Given instruction:
Without changing a character, return the entries, but not the images they hold.

[Records contained in a dataset]
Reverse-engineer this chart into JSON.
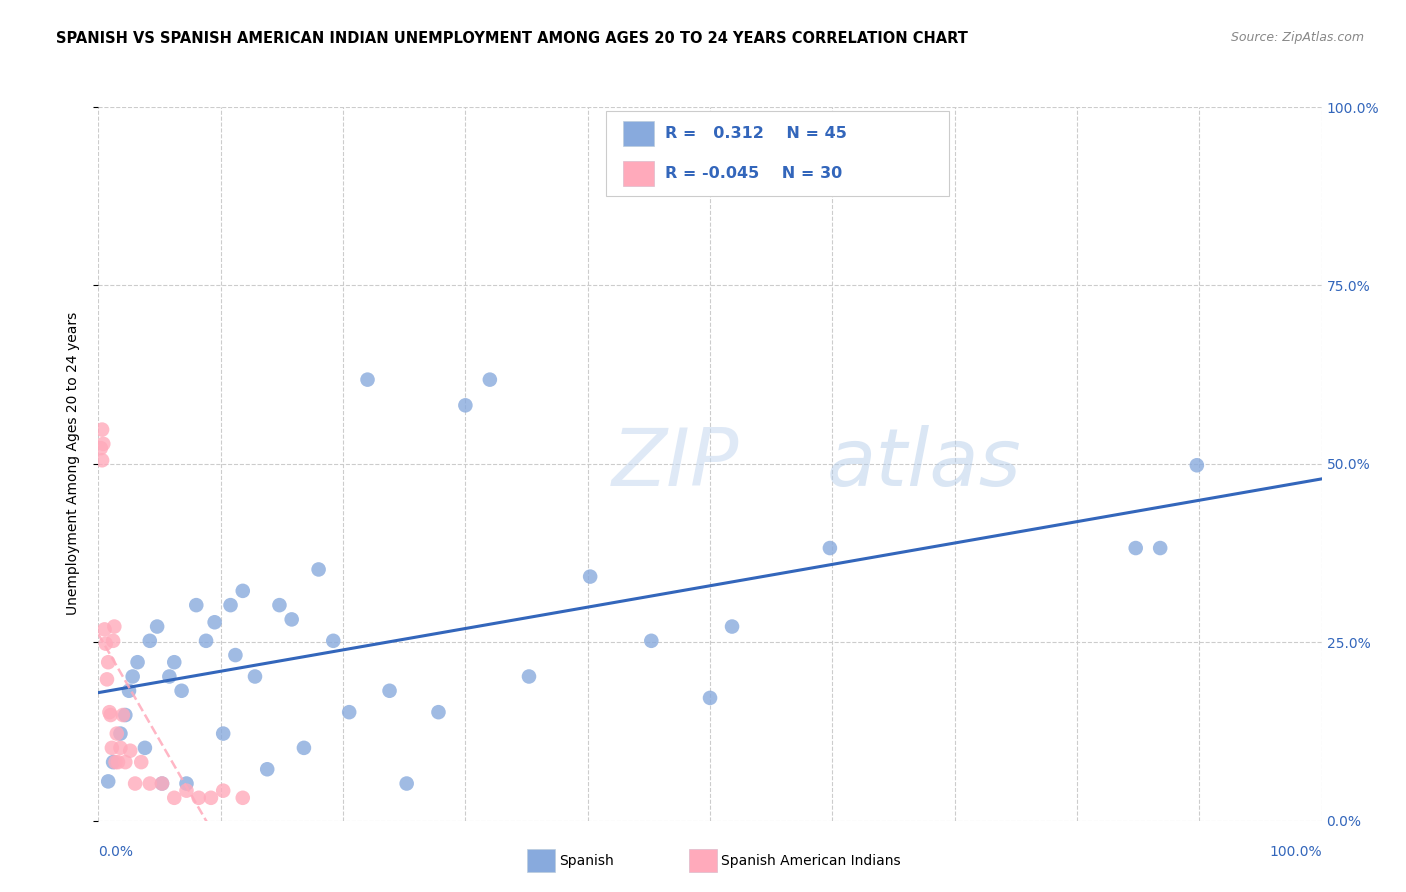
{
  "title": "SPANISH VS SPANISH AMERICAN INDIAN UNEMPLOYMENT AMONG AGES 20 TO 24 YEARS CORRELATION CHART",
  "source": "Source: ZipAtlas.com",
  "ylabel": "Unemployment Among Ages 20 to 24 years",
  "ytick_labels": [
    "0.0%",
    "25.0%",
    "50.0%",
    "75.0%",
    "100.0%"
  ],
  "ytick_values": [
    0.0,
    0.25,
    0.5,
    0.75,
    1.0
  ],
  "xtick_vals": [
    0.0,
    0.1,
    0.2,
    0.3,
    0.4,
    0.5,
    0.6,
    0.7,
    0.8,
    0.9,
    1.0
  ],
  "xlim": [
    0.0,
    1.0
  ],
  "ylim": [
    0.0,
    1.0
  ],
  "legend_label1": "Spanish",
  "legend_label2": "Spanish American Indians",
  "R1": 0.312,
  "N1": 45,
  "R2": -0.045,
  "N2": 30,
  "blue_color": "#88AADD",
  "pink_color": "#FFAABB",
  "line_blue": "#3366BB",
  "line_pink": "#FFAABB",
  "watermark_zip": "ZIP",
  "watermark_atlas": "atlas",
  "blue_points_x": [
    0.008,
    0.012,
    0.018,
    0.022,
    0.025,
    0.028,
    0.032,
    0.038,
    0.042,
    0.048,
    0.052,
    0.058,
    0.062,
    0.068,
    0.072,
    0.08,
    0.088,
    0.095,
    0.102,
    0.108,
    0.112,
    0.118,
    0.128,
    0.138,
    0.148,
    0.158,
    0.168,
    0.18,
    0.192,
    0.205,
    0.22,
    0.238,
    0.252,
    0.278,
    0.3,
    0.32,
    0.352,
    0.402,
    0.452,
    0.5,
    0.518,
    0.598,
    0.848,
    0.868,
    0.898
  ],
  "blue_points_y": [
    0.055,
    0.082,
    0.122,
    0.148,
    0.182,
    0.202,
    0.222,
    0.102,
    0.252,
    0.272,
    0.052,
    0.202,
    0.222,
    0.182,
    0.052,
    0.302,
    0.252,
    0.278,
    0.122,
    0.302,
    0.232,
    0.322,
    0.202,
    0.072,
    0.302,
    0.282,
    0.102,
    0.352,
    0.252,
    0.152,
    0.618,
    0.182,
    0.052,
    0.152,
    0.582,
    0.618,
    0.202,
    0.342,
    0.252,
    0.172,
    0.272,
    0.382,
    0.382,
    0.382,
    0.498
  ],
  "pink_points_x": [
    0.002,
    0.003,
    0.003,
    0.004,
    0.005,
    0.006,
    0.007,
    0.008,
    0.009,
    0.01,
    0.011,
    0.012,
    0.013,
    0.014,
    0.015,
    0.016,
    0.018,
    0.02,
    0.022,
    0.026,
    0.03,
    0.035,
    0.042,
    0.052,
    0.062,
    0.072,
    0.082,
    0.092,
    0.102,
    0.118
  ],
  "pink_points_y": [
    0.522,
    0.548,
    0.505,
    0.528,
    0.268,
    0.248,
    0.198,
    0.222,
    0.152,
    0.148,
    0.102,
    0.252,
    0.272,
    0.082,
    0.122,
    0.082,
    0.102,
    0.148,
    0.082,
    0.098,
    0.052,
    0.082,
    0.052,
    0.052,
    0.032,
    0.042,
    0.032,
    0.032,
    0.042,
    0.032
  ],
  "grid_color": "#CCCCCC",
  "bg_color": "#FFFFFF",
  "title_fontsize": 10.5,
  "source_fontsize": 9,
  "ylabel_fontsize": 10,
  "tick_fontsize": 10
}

Solved exercise:
Reverse-engineer this chart into JSON.
{
  "title": "SPANISH VS SPANISH AMERICAN INDIAN UNEMPLOYMENT AMONG AGES 20 TO 24 YEARS CORRELATION CHART",
  "source": "Source: ZipAtlas.com",
  "ylabel": "Unemployment Among Ages 20 to 24 years",
  "ytick_labels": [
    "0.0%",
    "25.0%",
    "50.0%",
    "75.0%",
    "100.0%"
  ],
  "ytick_values": [
    0.0,
    0.25,
    0.5,
    0.75,
    1.0
  ],
  "xtick_vals": [
    0.0,
    0.1,
    0.2,
    0.3,
    0.4,
    0.5,
    0.6,
    0.7,
    0.8,
    0.9,
    1.0
  ],
  "xlim": [
    0.0,
    1.0
  ],
  "ylim": [
    0.0,
    1.0
  ],
  "legend_label1": "Spanish",
  "legend_label2": "Spanish American Indians",
  "R1": 0.312,
  "N1": 45,
  "R2": -0.045,
  "N2": 30,
  "blue_color": "#88AADD",
  "pink_color": "#FFAABB",
  "line_blue": "#3366BB",
  "line_pink": "#FFAABB",
  "watermark_zip": "ZIP",
  "watermark_atlas": "atlas",
  "blue_points_x": [
    0.008,
    0.012,
    0.018,
    0.022,
    0.025,
    0.028,
    0.032,
    0.038,
    0.042,
    0.048,
    0.052,
    0.058,
    0.062,
    0.068,
    0.072,
    0.08,
    0.088,
    0.095,
    0.102,
    0.108,
    0.112,
    0.118,
    0.128,
    0.138,
    0.148,
    0.158,
    0.168,
    0.18,
    0.192,
    0.205,
    0.22,
    0.238,
    0.252,
    0.278,
    0.3,
    0.32,
    0.352,
    0.402,
    0.452,
    0.5,
    0.518,
    0.598,
    0.848,
    0.868,
    0.898
  ],
  "blue_points_y": [
    0.055,
    0.082,
    0.122,
    0.148,
    0.182,
    0.202,
    0.222,
    0.102,
    0.252,
    0.272,
    0.052,
    0.202,
    0.222,
    0.182,
    0.052,
    0.302,
    0.252,
    0.278,
    0.122,
    0.302,
    0.232,
    0.322,
    0.202,
    0.072,
    0.302,
    0.282,
    0.102,
    0.352,
    0.252,
    0.152,
    0.618,
    0.182,
    0.052,
    0.152,
    0.582,
    0.618,
    0.202,
    0.342,
    0.252,
    0.172,
    0.272,
    0.382,
    0.382,
    0.382,
    0.498
  ],
  "pink_points_x": [
    0.002,
    0.003,
    0.003,
    0.004,
    0.005,
    0.006,
    0.007,
    0.008,
    0.009,
    0.01,
    0.011,
    0.012,
    0.013,
    0.014,
    0.015,
    0.016,
    0.018,
    0.02,
    0.022,
    0.026,
    0.03,
    0.035,
    0.042,
    0.052,
    0.062,
    0.072,
    0.082,
    0.092,
    0.102,
    0.118
  ],
  "pink_points_y": [
    0.522,
    0.548,
    0.505,
    0.528,
    0.268,
    0.248,
    0.198,
    0.222,
    0.152,
    0.148,
    0.102,
    0.252,
    0.272,
    0.082,
    0.122,
    0.082,
    0.102,
    0.148,
    0.082,
    0.098,
    0.052,
    0.082,
    0.052,
    0.052,
    0.032,
    0.042,
    0.032,
    0.032,
    0.042,
    0.032
  ],
  "grid_color": "#CCCCCC",
  "bg_color": "#FFFFFF",
  "title_fontsize": 10.5,
  "source_fontsize": 9,
  "ylabel_fontsize": 10,
  "tick_fontsize": 10
}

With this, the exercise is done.